▶ _Set problem_: Gather every line in the records below that contains the word "JSON".

▶ _Data extracted from a collection_:
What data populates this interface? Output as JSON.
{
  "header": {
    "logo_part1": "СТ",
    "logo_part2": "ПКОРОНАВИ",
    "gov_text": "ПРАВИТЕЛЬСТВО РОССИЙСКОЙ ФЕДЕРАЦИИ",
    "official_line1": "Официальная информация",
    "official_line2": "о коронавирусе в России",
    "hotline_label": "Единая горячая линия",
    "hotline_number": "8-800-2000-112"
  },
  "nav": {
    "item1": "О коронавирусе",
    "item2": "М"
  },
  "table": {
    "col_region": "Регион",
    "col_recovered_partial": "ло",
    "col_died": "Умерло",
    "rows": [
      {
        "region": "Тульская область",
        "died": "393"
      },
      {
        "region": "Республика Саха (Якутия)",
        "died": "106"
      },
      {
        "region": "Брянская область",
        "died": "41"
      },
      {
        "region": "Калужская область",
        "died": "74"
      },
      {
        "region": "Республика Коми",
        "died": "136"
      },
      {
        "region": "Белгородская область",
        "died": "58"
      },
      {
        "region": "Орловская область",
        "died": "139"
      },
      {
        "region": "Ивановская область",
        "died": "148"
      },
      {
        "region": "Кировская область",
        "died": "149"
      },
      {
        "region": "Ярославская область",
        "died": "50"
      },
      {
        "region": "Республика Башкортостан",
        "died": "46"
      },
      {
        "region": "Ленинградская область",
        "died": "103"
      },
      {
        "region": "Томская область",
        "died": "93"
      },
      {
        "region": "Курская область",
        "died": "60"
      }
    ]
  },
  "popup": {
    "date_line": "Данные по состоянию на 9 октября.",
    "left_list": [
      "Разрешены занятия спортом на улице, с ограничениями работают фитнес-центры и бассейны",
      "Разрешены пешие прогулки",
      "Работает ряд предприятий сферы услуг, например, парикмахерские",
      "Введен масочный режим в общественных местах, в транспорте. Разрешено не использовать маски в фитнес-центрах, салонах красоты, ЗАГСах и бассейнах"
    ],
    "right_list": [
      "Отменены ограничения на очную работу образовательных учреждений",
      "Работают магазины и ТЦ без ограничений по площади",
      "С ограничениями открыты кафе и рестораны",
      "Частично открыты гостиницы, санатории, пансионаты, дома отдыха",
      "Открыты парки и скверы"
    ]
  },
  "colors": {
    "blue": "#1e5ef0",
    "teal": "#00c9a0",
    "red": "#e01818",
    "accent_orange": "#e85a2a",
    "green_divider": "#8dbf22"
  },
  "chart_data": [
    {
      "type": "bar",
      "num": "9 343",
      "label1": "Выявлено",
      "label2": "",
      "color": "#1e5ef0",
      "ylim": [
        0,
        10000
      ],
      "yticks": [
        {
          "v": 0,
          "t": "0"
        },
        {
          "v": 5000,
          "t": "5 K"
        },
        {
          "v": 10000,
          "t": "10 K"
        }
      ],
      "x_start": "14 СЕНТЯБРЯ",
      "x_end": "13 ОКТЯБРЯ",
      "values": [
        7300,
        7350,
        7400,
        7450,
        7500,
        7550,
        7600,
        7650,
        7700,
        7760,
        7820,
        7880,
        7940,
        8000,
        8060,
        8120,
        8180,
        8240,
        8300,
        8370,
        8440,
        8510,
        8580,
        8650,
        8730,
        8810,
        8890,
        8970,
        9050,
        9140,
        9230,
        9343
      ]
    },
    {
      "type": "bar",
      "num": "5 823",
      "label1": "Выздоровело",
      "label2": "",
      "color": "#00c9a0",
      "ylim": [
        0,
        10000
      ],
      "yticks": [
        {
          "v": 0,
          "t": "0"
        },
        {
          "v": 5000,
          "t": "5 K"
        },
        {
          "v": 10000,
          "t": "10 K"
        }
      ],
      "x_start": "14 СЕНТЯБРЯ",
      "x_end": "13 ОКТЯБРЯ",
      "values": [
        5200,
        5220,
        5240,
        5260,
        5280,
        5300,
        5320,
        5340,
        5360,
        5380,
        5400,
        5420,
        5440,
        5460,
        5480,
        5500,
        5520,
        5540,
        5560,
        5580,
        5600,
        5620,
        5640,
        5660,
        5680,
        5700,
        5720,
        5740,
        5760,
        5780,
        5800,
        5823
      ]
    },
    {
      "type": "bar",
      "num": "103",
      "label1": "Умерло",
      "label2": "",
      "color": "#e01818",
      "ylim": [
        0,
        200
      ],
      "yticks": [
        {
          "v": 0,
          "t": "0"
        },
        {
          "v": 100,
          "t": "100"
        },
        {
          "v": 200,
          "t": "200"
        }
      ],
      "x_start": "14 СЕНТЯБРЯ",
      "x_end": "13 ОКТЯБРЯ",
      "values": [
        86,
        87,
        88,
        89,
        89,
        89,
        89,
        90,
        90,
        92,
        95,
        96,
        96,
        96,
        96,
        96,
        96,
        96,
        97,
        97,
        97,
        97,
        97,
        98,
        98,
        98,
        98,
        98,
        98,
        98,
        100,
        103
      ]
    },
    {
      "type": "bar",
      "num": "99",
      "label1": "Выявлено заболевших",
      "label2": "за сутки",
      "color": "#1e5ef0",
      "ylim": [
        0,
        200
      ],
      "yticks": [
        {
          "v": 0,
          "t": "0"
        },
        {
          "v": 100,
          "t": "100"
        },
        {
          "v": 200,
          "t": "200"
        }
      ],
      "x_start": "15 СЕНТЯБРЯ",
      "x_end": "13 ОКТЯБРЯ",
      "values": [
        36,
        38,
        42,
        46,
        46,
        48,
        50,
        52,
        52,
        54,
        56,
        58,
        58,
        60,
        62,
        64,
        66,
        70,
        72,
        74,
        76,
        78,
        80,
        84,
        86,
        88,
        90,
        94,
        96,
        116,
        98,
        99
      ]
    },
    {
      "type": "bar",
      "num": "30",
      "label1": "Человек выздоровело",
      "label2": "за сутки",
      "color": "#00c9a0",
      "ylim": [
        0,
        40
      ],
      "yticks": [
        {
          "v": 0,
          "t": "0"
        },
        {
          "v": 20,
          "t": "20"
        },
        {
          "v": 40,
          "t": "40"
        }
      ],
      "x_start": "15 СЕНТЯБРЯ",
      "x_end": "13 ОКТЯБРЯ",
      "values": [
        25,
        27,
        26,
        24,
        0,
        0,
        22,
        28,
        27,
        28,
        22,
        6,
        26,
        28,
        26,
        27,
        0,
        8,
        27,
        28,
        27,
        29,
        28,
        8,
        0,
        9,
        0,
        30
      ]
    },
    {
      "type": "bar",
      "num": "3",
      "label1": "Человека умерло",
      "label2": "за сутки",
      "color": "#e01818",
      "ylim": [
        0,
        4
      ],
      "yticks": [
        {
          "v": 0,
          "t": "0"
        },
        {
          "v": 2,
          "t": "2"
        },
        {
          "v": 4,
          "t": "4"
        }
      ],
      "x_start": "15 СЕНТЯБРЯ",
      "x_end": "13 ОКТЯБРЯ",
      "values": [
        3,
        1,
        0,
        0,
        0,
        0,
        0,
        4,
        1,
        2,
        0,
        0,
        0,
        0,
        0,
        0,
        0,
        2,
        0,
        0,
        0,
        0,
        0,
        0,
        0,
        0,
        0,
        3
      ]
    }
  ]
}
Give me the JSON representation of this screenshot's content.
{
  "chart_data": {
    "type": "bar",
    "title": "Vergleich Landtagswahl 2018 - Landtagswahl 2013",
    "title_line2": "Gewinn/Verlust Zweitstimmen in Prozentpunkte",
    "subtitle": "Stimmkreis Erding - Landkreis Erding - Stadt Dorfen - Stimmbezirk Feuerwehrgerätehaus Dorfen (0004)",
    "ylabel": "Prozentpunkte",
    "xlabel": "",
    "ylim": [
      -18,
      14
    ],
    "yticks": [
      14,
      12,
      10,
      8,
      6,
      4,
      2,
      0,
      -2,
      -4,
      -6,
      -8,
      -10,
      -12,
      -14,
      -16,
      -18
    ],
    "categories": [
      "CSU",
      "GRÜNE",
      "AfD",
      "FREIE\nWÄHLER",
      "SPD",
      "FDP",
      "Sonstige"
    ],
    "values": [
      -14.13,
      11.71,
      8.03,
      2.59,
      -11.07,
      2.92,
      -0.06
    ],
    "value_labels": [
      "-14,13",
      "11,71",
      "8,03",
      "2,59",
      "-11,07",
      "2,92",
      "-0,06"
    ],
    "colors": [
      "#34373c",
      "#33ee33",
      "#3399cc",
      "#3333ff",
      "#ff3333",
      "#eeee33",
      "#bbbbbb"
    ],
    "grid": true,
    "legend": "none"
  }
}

▶ _Result below_:
What data populates this interface? Output as JSON.
Give me the JSON representation of this screenshot's content.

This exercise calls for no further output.